Task requirements –
Exactly as they appear, output all of the entries.

Dataset entries –
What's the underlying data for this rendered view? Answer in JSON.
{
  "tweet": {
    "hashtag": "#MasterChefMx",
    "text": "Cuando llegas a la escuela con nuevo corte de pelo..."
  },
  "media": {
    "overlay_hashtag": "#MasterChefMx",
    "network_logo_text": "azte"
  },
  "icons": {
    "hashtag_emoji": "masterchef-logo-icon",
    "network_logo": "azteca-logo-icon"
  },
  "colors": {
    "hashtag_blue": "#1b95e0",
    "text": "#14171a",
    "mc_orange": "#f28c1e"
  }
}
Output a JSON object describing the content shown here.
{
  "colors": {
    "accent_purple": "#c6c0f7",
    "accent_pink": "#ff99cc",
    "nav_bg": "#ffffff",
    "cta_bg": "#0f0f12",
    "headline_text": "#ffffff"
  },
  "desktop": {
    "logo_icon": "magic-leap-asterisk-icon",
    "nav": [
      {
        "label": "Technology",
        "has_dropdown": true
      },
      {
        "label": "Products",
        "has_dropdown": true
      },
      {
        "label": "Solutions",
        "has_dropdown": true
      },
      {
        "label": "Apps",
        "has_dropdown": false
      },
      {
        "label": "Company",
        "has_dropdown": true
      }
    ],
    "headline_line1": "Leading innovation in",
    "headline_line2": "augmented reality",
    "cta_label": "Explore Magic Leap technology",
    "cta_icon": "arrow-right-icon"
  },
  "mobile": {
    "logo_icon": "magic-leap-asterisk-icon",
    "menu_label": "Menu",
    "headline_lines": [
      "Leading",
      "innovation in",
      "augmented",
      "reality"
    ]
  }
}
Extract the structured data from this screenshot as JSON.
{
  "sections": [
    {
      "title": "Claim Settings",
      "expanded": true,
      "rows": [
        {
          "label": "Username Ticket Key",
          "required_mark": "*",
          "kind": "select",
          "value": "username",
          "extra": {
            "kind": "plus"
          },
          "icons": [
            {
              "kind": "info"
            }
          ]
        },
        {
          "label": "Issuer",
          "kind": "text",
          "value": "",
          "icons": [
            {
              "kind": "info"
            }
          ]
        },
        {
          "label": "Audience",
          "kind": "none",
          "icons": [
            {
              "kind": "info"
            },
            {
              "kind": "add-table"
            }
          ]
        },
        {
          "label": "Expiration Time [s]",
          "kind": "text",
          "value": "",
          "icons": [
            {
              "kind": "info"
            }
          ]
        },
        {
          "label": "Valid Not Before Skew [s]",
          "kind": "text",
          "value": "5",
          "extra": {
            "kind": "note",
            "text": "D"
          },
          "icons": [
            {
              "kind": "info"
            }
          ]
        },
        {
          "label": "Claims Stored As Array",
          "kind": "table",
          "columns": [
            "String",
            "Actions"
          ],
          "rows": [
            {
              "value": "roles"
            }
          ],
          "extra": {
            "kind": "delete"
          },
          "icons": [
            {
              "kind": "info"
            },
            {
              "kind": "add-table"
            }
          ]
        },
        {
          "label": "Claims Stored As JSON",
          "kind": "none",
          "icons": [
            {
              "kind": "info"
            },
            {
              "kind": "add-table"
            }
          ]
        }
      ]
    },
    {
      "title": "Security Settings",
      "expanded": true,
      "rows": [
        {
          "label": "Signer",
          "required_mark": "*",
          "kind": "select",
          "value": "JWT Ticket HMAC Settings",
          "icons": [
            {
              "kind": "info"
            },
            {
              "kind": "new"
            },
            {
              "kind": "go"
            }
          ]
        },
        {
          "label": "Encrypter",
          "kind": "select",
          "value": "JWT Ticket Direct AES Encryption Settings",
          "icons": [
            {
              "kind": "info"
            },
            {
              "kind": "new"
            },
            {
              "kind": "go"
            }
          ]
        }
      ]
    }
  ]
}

Expected answer –
What's the underlying data for this rendered view? Answer in JSON.
{
  "tweet": {
    "hashtag": "#MasterChefMx",
    "text": "Cuando llegas a la escuela con nuevo corte de pelo..."
  },
  "media": {
    "overlay_hashtag": "#MasterChefMx",
    "network_logo_text": "azte"
  },
  "icons": {
    "hashtag_emoji": "masterchef-logo-icon",
    "network_logo": "azteca-logo-icon"
  },
  "colors": {
    "hashtag_blue": "#1b95e0",
    "text": "#14171a",
    "mc_orange": "#f28c1e"
  }
}
Output a JSON object describing the content shown here.
{
  "colors": {
    "accent_purple": "#c6c0f7",
    "accent_pink": "#ff99cc",
    "nav_bg": "#ffffff",
    "cta_bg": "#0f0f12",
    "headline_text": "#ffffff"
  },
  "desktop": {
    "logo_icon": "magic-leap-asterisk-icon",
    "nav": [
      {
        "label": "Technology",
        "has_dropdown": true
      },
      {
        "label": "Products",
        "has_dropdown": true
      },
      {
        "label": "Solutions",
        "has_dropdown": true
      },
      {
        "label": "Apps",
        "has_dropdown": false
      },
      {
        "label": "Company",
        "has_dropdown": true
      }
    ],
    "headline_line1": "Leading innovation in",
    "headline_line2": "augmented reality",
    "cta_label": "Explore Magic Leap technology",
    "cta_icon": "arrow-right-icon"
  },
  "mobile": {
    "logo_icon": "magic-leap-asterisk-icon",
    "menu_label": "Menu",
    "headline_lines": [
      "Leading",
      "innovation in",
      "augmented",
      "reality"
    ]
  }
}
Extract the structured data from this screenshot as JSON.
{
  "sections": [
    {
      "title": "Claim Settings",
      "expanded": true,
      "rows": [
        {
          "label": "Username Ticket Key",
          "required_mark": "*",
          "kind": "select",
          "value": "username",
          "extra": {
            "kind": "plus"
          },
          "icons": [
            {
              "kind": "info"
            }
          ]
        },
        {
          "label": "Issuer",
          "kind": "text",
          "value": "",
          "icons": [
            {
              "kind": "info"
            }
          ]
        },
        {
          "label": "Audience",
          "kind": "none",
          "icons": [
            {
              "kind": "info"
            },
            {
              "kind": "add-table"
            }
          ]
        },
        {
          "label": "Expiration Time [s]",
          "kind": "text",
          "value": "",
          "icons": [
            {
              "kind": "info"
            }
          ]
        },
        {
          "label": "Valid Not Before Skew [s]",
          "kind": "text",
          "value": "5",
          "extra": {
            "kind": "note",
            "text": "D"
          },
          "icons": [
            {
              "kind": "info"
            }
          ]
        },
        {
          "label": "Claims Stored As Array",
          "kind": "table",
          "columns": [
            "String",
            "Actions"
          ],
          "rows": [
            {
              "value": "roles"
            }
          ],
          "extra": {
            "kind": "delete"
          },
          "icons": [
            {
              "kind": "info"
            },
            {
              "kind": "add-table"
            }
          ]
        },
        {
          "label": "Claims Stored As JSON",
          "kind": "none",
          "icons": [
            {
              "kind": "info"
            },
            {
              "kind": "add-table"
            }
          ]
        }
      ]
    },
    {
      "title": "Security Settings",
      "expanded": true,
      "rows": [
        {
          "label": "Signer",
          "required_mark": "*",
          "kind": "select",
          "value": "JWT Ticket HMAC Settings",
          "icons": [
            {
              "kind": "info"
            },
            {
              "kind": "new"
            },
            {
              "kind": "go"
            }
          ]
        },
        {
          "label": "Encrypter",
          "kind": "select",
          "value": "JWT Ticket Direct AES Encryption Settings",
          "icons": [
            {
              "kind": "info"
            },
            {
              "kind": "new"
            },
            {
              "kind": "go"
            }
          ]
        }
      ]
    }
  ]
}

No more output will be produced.